Aim of the task
Your task is to copy every line of the records below that contains "长期有利于公路货运市场优胜劣汰".

Records to process

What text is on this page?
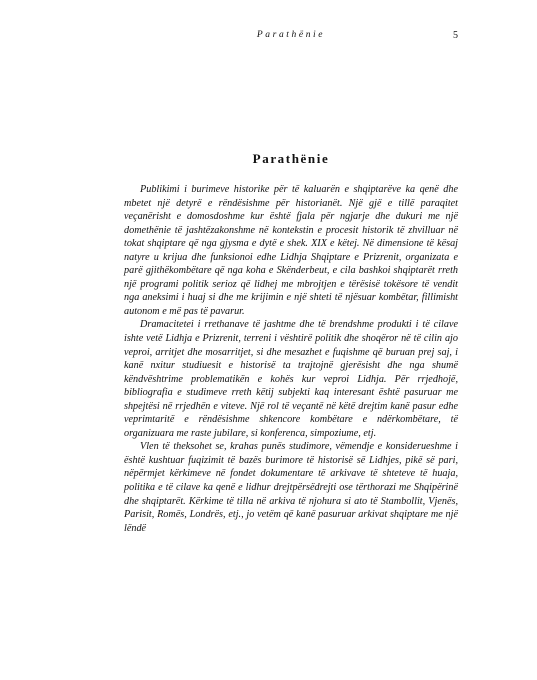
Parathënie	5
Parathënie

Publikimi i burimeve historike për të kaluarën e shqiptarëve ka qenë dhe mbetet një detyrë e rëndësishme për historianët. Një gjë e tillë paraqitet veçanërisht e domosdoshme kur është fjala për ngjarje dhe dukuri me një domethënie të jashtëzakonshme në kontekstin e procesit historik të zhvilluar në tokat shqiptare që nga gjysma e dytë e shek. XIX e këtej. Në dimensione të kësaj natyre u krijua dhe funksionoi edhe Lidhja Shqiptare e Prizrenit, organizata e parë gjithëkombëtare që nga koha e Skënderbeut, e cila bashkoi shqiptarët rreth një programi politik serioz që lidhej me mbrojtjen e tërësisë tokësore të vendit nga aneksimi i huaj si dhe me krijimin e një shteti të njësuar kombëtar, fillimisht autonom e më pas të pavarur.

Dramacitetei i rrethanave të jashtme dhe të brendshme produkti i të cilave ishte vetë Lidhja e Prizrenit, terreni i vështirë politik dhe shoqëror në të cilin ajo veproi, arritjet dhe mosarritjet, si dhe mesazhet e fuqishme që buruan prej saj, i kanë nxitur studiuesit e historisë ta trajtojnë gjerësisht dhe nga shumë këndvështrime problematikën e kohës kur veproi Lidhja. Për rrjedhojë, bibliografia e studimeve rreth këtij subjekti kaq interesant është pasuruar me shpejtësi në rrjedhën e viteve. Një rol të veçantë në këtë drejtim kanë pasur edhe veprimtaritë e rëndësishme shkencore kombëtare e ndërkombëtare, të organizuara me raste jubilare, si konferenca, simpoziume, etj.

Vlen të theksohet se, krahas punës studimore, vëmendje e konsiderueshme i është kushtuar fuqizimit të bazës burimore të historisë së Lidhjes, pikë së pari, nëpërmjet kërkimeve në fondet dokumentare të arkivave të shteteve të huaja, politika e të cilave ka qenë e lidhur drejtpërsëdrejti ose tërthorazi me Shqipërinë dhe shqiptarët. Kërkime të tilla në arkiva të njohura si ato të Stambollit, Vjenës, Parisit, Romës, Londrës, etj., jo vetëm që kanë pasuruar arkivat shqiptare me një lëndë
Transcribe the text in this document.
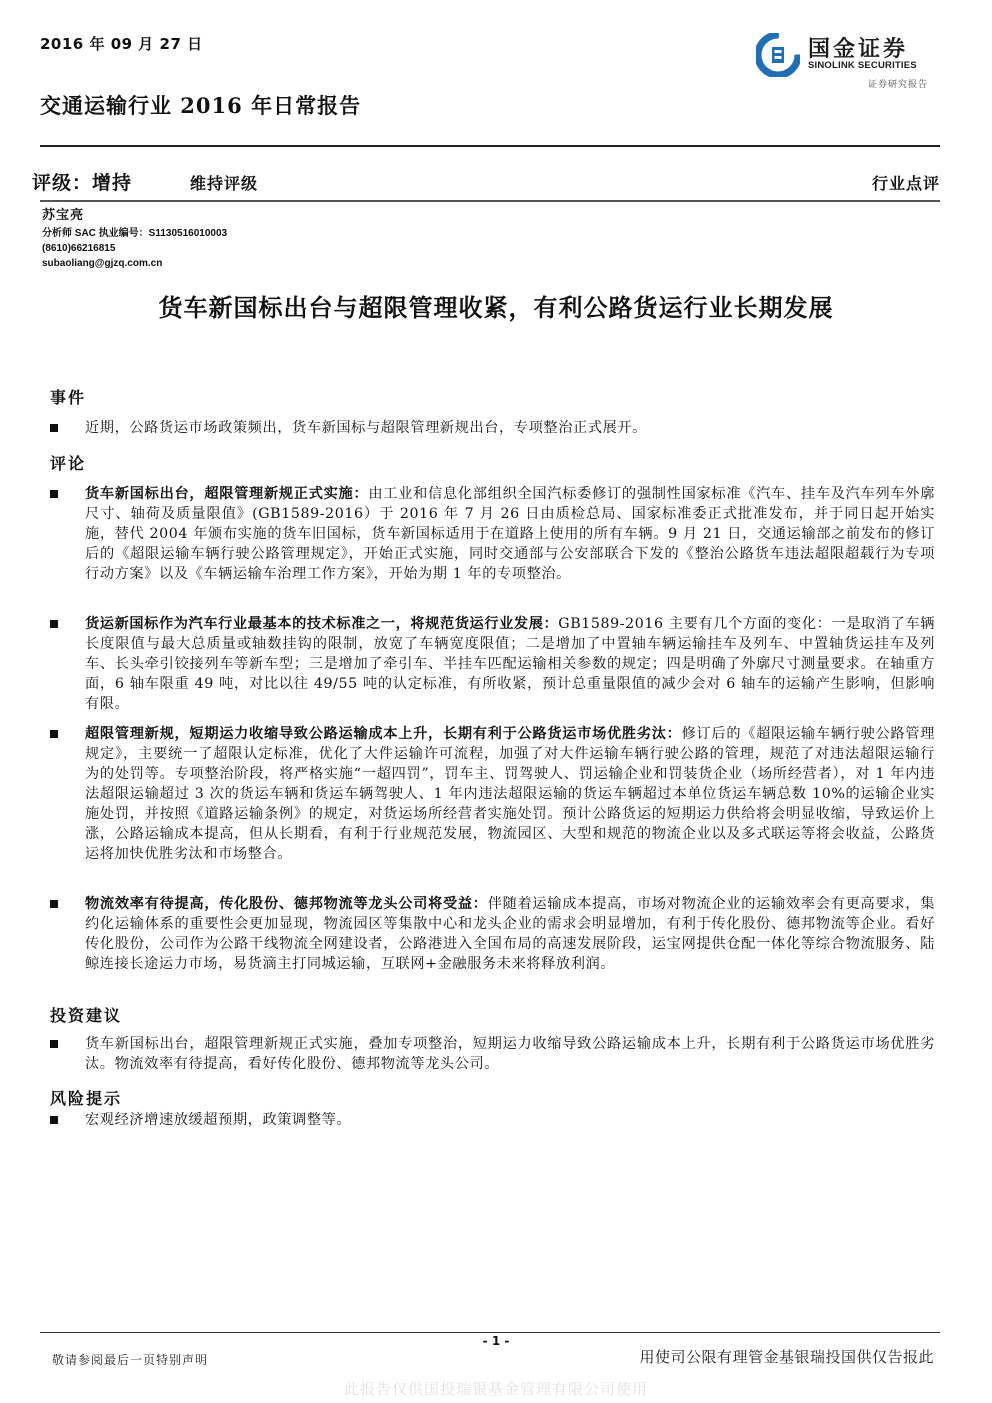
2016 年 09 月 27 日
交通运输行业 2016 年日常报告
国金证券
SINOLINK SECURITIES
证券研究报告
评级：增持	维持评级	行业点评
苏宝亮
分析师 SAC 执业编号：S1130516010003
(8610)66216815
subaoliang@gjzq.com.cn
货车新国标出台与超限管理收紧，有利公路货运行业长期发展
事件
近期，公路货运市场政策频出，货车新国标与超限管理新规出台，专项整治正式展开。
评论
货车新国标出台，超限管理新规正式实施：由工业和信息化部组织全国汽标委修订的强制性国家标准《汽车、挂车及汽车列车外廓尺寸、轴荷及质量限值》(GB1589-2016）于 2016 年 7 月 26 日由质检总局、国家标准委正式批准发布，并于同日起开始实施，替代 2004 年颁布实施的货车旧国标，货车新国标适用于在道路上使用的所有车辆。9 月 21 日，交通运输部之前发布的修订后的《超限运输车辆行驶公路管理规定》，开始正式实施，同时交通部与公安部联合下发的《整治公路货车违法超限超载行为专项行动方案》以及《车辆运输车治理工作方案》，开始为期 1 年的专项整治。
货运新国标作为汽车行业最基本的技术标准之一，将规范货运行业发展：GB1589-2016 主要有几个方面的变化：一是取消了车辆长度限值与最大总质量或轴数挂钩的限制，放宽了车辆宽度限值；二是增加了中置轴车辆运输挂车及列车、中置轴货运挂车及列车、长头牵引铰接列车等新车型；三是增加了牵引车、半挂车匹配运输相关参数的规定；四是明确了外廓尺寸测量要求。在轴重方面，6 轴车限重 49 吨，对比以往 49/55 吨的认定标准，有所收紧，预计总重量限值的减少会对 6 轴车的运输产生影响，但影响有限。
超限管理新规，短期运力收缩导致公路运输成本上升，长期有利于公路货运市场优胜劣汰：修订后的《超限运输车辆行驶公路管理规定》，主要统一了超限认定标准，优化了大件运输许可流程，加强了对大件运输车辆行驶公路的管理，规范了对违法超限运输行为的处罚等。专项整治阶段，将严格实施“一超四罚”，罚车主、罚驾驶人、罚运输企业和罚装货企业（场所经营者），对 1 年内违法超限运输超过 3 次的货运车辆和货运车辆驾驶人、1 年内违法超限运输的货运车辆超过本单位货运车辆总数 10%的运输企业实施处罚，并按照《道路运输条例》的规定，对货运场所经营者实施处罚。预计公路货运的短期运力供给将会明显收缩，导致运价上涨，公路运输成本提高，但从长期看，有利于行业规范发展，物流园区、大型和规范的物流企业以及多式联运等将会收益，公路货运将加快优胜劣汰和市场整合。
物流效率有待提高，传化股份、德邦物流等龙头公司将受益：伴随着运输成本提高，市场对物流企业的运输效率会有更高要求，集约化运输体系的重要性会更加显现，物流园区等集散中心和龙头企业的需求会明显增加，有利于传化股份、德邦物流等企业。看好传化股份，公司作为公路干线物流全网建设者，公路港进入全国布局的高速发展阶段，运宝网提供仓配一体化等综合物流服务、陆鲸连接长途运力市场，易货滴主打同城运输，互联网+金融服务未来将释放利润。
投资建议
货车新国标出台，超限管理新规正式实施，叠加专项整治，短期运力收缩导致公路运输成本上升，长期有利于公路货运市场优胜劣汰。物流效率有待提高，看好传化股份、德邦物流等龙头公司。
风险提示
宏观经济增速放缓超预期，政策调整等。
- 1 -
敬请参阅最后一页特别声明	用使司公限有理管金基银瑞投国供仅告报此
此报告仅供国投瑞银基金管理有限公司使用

--

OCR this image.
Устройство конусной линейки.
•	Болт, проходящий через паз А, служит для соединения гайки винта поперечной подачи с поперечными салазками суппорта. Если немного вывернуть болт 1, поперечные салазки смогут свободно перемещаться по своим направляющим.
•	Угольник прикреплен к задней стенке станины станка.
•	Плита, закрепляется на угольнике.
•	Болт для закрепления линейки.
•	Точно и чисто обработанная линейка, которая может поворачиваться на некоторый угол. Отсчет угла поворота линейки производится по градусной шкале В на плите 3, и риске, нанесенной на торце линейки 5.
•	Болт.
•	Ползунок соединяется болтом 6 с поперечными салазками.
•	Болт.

---

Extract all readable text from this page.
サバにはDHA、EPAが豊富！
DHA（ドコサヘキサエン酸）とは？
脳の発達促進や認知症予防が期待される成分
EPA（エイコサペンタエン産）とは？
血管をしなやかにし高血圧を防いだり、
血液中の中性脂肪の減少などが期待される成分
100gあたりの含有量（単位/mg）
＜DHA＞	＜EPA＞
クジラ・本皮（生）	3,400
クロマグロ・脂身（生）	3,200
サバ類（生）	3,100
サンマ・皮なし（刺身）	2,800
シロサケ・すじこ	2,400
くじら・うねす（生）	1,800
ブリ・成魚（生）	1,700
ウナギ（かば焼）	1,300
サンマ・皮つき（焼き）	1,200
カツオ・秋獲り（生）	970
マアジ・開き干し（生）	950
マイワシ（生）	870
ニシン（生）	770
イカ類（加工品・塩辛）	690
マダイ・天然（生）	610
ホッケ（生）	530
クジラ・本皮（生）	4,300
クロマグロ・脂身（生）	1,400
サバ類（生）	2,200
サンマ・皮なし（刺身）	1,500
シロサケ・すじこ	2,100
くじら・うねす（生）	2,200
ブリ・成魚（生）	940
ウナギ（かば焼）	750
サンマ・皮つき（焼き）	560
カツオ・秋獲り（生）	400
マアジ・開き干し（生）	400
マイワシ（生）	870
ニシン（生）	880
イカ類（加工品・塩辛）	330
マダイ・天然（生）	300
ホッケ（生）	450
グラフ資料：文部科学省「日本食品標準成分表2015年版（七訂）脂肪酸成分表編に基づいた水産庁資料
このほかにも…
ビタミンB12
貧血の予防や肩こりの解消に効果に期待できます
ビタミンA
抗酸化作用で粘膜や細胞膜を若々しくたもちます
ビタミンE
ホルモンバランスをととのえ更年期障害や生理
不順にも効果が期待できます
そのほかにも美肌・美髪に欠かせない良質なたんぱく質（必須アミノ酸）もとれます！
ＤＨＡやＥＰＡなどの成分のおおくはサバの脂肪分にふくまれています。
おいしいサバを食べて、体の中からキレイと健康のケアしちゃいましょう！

Response below
超限管理新规，短期运力收缩导致公路运输成本上升，长期有利于公路货运市场优胜劣汰：修订后的《超限运输车辆行驶公路管理规定》，主要统一了超限认定标准，优化了大件运输许可流程，加强了对大件运输车辆行驶公路的管理，规范了对违法超限运输行为的处罚等。专项整治阶段，将严格实施“一超四罚”，罚车主、罚驾驶人、罚运输企业和罚装货企业（场所经营者），对 1 年内违法超限运输超过 3 次的货运车辆和货运车辆驾驶人、1 年内违法超限运输的货运车辆超过本单位货运车辆总数 10%的运输企业实施处罚，并按照《道路运输条例》的规定，对货运场所经营者实施处罚。预计公路货运的短期运力供给将会明显收缩，导致运价上涨，公路运输成本提高，但从长期看，有利于行业规范发展，物流园区、大型和规范的物流企业以及多式联运等将会收益，公路货运将加快优胜劣汰和市场整合。
货车新国标出台，超限管理新规正式实施，叠加专项整治，短期运力收缩导致公路运输成本上升，长期有利于公路货运市场优胜劣汰。物流效率有待提高，看好传化股份、德邦物流等龙头公司。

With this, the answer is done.